In the listing below, locate the lines that hold "JSON" and copy them.
[BEGIN Records provided]
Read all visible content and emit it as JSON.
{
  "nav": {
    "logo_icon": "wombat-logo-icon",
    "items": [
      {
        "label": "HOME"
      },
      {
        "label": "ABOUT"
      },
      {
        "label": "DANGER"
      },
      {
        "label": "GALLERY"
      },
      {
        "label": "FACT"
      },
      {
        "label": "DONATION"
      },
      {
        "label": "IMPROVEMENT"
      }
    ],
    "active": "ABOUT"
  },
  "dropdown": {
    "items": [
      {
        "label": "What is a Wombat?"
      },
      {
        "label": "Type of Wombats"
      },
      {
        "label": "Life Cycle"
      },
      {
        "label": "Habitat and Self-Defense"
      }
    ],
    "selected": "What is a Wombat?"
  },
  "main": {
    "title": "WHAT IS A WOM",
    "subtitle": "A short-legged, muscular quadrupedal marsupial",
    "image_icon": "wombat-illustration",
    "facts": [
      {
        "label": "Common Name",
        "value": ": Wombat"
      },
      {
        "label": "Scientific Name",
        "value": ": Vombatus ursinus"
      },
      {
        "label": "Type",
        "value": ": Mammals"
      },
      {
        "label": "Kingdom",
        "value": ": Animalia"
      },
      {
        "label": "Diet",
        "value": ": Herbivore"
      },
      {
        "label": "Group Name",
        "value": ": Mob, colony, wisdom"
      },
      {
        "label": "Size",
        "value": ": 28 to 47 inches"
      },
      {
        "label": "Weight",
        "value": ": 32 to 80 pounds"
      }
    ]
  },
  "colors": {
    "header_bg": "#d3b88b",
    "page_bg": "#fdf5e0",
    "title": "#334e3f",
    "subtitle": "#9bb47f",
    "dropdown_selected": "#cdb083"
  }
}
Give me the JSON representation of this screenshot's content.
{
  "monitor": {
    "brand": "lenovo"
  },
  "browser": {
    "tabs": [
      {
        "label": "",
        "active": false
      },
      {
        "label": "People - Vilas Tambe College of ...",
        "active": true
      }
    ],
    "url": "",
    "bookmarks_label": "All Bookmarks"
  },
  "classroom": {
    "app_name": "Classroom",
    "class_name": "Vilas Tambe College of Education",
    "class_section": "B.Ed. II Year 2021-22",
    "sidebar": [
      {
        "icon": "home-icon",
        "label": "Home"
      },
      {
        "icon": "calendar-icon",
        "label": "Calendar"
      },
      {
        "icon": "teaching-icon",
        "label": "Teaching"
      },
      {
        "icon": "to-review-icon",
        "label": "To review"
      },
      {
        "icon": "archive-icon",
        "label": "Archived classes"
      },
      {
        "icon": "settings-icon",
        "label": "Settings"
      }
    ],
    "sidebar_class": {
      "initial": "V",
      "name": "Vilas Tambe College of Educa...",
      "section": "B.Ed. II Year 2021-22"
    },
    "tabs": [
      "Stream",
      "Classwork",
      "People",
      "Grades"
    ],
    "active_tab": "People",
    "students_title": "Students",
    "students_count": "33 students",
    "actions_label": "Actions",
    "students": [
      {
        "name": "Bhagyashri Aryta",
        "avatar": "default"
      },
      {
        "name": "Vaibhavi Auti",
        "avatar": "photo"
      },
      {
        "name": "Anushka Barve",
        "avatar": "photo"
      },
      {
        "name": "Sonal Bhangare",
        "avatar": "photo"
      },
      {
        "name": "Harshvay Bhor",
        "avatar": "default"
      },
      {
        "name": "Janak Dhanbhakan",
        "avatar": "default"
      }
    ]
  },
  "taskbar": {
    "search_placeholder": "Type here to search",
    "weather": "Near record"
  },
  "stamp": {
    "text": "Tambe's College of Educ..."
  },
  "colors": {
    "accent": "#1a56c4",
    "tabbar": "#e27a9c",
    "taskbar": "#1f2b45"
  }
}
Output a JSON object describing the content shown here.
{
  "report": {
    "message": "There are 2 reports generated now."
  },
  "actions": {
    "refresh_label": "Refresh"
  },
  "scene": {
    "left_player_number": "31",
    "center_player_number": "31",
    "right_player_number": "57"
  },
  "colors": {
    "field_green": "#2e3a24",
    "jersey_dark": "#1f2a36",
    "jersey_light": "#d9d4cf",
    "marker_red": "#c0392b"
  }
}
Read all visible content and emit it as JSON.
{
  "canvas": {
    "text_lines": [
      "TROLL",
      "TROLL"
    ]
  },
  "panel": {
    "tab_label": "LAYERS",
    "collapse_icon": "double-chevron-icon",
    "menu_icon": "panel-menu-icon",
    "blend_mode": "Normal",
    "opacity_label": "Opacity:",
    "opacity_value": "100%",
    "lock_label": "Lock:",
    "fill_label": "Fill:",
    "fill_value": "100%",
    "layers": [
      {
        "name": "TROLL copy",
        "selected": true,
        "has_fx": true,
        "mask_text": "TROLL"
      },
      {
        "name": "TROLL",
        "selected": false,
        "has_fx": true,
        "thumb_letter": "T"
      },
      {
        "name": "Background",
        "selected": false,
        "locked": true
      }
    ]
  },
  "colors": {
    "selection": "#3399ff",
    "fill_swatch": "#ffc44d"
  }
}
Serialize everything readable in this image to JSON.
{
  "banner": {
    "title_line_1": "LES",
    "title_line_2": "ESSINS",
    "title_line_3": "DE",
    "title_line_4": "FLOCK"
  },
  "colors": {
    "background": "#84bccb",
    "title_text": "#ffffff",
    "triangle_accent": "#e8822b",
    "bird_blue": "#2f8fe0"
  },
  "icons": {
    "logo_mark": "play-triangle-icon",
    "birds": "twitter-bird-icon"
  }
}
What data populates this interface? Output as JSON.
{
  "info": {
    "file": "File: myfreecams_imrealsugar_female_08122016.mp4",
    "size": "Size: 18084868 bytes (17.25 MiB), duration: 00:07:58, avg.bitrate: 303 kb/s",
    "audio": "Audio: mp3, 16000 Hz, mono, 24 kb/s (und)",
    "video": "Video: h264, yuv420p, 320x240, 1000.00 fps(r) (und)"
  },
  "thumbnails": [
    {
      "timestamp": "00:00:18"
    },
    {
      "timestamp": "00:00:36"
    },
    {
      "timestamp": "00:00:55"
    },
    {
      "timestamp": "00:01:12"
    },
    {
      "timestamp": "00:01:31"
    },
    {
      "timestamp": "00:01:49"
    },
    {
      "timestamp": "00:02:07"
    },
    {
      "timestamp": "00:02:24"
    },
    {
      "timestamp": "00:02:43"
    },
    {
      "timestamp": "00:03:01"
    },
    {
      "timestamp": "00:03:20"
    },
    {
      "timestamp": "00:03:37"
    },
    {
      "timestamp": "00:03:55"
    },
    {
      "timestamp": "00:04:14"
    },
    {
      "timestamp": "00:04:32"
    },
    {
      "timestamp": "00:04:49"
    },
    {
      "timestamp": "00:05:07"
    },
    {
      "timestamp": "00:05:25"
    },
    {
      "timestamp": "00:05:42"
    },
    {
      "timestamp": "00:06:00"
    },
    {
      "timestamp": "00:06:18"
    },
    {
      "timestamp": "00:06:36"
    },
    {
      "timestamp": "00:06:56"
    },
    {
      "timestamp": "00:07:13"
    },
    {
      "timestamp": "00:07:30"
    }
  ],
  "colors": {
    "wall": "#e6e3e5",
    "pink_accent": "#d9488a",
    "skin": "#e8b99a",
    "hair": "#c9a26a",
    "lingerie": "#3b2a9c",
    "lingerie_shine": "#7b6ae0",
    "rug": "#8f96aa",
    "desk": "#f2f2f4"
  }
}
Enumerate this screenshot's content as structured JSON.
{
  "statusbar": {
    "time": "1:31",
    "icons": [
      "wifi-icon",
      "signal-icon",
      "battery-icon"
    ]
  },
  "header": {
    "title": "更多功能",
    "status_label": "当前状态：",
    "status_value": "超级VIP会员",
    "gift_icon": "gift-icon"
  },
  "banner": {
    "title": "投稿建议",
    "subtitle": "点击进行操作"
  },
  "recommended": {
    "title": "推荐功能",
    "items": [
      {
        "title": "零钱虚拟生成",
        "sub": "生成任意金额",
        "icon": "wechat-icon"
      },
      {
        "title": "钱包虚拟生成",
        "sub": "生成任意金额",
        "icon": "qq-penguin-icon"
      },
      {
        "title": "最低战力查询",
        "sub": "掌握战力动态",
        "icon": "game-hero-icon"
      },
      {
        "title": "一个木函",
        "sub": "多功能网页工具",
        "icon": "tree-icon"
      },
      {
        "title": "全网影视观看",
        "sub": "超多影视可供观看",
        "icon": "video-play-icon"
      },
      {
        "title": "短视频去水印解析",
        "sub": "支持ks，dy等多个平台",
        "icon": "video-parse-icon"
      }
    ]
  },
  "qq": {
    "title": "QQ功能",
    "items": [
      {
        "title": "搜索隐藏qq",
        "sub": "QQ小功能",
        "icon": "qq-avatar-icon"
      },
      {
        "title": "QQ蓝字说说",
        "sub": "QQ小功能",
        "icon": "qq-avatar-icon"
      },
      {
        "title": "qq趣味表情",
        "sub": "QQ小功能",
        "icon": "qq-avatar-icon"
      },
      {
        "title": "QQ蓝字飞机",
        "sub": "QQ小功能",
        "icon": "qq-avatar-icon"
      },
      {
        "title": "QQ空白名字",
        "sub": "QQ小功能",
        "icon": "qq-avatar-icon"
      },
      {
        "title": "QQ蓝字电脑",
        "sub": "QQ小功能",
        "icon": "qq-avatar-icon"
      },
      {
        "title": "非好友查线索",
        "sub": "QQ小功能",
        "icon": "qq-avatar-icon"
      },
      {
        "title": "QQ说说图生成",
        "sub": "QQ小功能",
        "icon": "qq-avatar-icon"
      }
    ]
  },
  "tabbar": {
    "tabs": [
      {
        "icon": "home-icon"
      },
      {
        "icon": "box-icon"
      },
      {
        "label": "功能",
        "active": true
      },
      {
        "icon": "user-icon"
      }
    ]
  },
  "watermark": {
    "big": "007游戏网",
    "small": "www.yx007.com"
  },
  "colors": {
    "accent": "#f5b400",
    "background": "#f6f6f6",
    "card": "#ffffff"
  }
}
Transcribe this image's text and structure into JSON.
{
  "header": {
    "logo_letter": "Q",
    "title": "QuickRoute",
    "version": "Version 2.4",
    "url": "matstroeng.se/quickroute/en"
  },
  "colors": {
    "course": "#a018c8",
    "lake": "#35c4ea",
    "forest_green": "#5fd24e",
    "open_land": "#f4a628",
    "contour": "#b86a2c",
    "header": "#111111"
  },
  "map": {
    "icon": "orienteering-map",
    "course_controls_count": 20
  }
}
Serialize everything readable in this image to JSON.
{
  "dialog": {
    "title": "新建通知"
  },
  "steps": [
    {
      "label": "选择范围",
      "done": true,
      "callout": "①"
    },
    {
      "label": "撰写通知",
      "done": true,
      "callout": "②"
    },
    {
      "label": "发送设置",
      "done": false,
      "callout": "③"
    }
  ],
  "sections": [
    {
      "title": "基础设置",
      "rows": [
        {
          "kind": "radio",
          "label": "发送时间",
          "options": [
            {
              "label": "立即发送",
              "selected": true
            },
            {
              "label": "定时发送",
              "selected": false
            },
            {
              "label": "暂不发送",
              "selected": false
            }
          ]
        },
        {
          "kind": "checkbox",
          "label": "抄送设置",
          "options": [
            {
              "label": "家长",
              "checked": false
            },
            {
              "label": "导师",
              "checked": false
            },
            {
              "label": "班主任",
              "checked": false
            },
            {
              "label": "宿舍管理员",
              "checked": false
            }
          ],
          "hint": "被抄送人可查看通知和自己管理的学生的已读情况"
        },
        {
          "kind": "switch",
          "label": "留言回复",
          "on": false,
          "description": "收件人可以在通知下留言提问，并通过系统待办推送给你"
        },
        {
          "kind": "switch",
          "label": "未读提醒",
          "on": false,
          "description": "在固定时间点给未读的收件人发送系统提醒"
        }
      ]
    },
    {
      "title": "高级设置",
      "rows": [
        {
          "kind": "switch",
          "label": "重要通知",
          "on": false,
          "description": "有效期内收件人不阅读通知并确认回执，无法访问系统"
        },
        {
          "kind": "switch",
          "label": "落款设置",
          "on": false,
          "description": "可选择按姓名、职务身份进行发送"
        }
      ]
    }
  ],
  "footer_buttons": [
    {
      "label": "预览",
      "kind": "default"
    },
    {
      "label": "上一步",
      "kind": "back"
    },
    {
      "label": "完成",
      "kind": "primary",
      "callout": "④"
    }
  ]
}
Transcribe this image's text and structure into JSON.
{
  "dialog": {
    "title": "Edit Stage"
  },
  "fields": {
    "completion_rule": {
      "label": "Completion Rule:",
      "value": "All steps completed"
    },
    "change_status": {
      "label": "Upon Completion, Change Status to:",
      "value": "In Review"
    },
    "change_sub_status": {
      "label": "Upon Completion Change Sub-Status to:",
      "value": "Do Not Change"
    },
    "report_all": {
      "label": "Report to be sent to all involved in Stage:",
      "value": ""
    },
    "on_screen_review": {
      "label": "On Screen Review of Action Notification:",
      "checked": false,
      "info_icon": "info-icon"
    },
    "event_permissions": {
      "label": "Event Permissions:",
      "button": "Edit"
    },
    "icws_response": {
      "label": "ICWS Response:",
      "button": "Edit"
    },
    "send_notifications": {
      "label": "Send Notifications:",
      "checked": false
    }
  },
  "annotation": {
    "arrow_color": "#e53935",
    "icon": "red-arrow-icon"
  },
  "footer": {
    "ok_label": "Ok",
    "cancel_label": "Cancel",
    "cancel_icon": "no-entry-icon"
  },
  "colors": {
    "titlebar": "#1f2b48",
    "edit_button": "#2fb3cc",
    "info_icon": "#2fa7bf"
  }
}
[END Records provided]
◆ Task answer ◆
Read all visible content and emit it as JSON.
Give me the JSON representation of this screenshot's content.
Output a JSON object describing the content shown here.
Read all visible content and emit it as JSON.
Serialize everything readable in this image to JSON.
What data populates this interface? Output as JSON.
Enumerate this screenshot's content as structured JSON.
Transcribe this image's text and structure into JSON.
Serialize everything readable in this image to JSON.
Transcribe this image's text and structure into JSON.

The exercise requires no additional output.